◆ Required task
Please print all of the material below, word for word.

--- BEGIN Provided information ---

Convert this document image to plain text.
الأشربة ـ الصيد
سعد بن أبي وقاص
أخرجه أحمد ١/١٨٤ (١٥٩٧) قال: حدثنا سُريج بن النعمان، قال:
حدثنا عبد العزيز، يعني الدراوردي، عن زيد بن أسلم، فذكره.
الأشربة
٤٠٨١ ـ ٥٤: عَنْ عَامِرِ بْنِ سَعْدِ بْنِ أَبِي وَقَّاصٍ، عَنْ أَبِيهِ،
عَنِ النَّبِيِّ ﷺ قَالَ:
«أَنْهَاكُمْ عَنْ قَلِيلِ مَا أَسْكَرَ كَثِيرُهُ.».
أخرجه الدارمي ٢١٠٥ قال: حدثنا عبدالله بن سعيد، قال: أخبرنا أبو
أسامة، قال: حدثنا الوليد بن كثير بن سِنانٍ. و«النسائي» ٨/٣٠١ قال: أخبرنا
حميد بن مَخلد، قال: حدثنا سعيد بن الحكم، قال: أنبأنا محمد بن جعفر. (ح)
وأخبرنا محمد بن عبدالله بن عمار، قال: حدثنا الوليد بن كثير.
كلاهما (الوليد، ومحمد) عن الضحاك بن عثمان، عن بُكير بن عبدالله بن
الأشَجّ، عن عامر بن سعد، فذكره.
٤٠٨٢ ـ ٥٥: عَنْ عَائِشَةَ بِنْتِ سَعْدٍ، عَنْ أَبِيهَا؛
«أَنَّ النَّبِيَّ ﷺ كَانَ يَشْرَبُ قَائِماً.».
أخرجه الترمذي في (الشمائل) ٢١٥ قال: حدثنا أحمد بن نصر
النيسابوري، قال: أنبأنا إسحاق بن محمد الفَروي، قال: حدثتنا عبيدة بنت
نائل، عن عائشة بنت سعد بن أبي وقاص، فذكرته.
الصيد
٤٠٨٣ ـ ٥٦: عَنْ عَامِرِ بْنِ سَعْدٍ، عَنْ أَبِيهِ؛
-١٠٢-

--- END Provided information ---

◆ Task answer
Convert this document image to plain text.
الأشربة ـ الصيد
سعد بن أبي وقاص
أخرجه أحمد ١/١٨٤ (١٥٩٧) قال: حدثنا سُريج بن النعمان، قال:
حدثنا عبد العزيز، يعني الدراوردي، عن زيد بن أسلم، فذكره.
الأشربة
٤٠٨١ ـ ٥٤: عَنْ عَامِرِ بْنِ سَعْدِ بْنِ أَبِي وَقَّاصٍ، عَنْ أَبِيهِ،
عَنِ النَّبِيِّ ﷺ قَالَ:
«أَنْهَاكُمْ عَنْ قَلِيلِ مَا أَسْكَرَ كَثِيرُهُ.».
أخرجه الدارمي ٢١٠٥ قال: حدثنا عبدالله بن سعيد، قال: أخبرنا أبو
أسامة، قال: حدثنا الوليد بن كثير بن سِنانٍ. و«النسائي» ٨/٣٠١ قال: أخبرنا
حميد بن مَخلد، قال: حدثنا سعيد بن الحكم، قال: أنبأنا محمد بن جعفر. (ح)
وأخبرنا محمد بن عبدالله بن عمار، قال: حدثنا الوليد بن كثير.
كلاهما (الوليد، ومحمد) عن الضحاك بن عثمان، عن بُكير بن عبدالله بن
الأشَجّ، عن عامر بن سعد، فذكره.
٤٠٨٢ ـ ٥٥: عَنْ عَائِشَةَ بِنْتِ سَعْدٍ، عَنْ أَبِيهَا؛
«أَنَّ النَّبِيَّ ﷺ كَانَ يَشْرَبُ قَائِماً.».
أخرجه الترمذي في (الشمائل) ٢١٥ قال: حدثنا أحمد بن نصر
النيسابوري، قال: أنبأنا إسحاق بن محمد الفَروي، قال: حدثتنا عبيدة بنت
نائل، عن عائشة بنت سعد بن أبي وقاص، فذكرته.
الصيد
٤٠٨٣ ـ ٥٦: عَنْ عَامِرِ بْنِ سَعْدٍ، عَنْ أَبِيهِ؛
-١٠٢-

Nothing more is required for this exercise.